[Part of a data file]
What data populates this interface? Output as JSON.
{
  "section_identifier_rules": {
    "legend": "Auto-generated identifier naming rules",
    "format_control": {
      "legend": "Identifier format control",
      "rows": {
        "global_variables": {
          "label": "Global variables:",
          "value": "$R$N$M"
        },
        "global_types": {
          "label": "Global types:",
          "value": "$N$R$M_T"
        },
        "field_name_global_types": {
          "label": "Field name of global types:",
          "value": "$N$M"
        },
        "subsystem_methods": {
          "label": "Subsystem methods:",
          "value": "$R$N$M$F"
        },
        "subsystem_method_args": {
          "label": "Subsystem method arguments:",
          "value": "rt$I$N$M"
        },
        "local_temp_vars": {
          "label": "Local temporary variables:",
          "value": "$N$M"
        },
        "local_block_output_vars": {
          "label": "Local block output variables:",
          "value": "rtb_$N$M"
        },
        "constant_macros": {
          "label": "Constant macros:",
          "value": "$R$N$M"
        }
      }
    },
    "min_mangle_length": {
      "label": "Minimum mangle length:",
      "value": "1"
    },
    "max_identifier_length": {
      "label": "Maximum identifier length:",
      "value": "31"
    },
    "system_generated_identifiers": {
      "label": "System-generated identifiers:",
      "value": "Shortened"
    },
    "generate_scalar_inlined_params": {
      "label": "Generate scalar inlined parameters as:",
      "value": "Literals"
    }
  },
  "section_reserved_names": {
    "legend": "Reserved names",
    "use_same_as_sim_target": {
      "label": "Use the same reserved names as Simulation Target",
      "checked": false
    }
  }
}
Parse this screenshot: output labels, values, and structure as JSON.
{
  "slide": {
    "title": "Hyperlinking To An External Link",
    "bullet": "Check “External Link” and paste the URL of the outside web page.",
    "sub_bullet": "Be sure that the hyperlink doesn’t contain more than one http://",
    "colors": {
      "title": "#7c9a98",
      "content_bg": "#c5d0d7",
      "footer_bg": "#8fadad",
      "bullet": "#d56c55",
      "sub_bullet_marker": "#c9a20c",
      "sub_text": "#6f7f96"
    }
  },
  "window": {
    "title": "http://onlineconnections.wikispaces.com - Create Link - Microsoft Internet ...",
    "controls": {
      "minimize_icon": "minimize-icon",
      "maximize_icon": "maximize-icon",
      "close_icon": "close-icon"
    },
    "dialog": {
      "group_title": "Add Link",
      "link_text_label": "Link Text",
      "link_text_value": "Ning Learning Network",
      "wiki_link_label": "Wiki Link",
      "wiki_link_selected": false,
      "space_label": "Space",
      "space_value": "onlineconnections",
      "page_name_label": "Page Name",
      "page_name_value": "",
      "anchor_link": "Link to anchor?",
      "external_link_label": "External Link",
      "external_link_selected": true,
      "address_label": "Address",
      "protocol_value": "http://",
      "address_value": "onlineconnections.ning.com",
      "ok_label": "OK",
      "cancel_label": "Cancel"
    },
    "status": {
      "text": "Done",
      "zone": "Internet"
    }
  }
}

▶ _DO THIS_
Gather and copy every line of the data in which the string "onlineconnections" is found.

▶ _EXERCISE SOLUTION_
    "title": "http://onlineconnections.wikispaces.com - Create Link - Microsoft Internet ...",
      "space_value": "onlineconnections",
      "address_value": "onlineconnections.ning.com",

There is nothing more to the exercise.